● To do:
Reproduce each record below exactly as written.

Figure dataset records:
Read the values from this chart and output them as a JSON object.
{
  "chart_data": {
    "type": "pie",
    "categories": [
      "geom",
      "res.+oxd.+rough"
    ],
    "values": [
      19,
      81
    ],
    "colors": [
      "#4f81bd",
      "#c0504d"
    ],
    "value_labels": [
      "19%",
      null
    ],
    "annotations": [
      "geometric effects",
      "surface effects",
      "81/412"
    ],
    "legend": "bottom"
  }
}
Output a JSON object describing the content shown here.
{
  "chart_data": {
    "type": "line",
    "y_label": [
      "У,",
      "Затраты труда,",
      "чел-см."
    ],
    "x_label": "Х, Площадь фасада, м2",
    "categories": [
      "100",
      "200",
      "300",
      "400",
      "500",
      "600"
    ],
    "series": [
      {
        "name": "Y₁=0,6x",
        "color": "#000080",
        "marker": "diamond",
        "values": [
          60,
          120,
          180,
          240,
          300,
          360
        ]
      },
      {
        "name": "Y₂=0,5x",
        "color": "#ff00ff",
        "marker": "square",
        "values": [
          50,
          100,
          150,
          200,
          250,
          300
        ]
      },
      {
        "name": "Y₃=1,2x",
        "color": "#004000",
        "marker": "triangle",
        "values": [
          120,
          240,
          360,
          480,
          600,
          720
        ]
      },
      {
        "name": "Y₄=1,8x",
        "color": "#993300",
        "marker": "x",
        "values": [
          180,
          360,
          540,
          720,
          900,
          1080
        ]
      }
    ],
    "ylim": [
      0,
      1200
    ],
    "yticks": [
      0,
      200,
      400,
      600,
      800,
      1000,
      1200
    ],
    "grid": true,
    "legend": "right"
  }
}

● Exercise result:
Read the values from this chart and output them as a JSON object.
{
  "chart_data": {
    "type": "pie",
    "categories": [
      "geom",
      "res.+oxd.+rough"
    ],
    "values": [
      19,
      81
    ],
    "colors": [
      "#4f81bd",
      "#c0504d"
    ],
    "value_labels": [
      "19%",
      null
    ],
    "annotations": [
      "geometric effects",
      "surface effects",
      "81/412"
    ],
    "legend": "bottom"
  }
}
Output a JSON object describing the content shown here.
{
  "chart_data": {
    "type": "line",
    "y_label": [
      "У,",
      "Затраты труда,",
      "чел-см."
    ],
    "x_label": "Х, Площадь фасада, м2",
    "categories": [
      "100",
      "200",
      "300",
      "400",
      "500",
      "600"
    ],
    "series": [
      {
        "name": "Y₁=0,6x",
        "color": "#000080",
        "marker": "diamond",
        "values": [
          60,
          120,
          180,
          240,
          300,
          360
        ]
      },
      {
        "name": "Y₂=0,5x",
        "color": "#ff00ff",
        "marker": "square",
        "values": [
          50,
          100,
          150,
          200,
          250,
          300
        ]
      },
      {
        "name": "Y₃=1,2x",
        "color": "#004000",
        "marker": "triangle",
        "values": [
          120,
          240,
          360,
          480,
          600,
          720
        ]
      },
      {
        "name": "Y₄=1,8x",
        "color": "#993300",
        "marker": "x",
        "values": [
          180,
          360,
          540,
          720,
          900,
          1080
        ]
      }
    ],
    "ylim": [
      0,
      1200
    ],
    "yticks": [
      0,
      200,
      400,
      600,
      800,
      1000,
      1200
    ],
    "grid": true,
    "legend": "right"
  }
}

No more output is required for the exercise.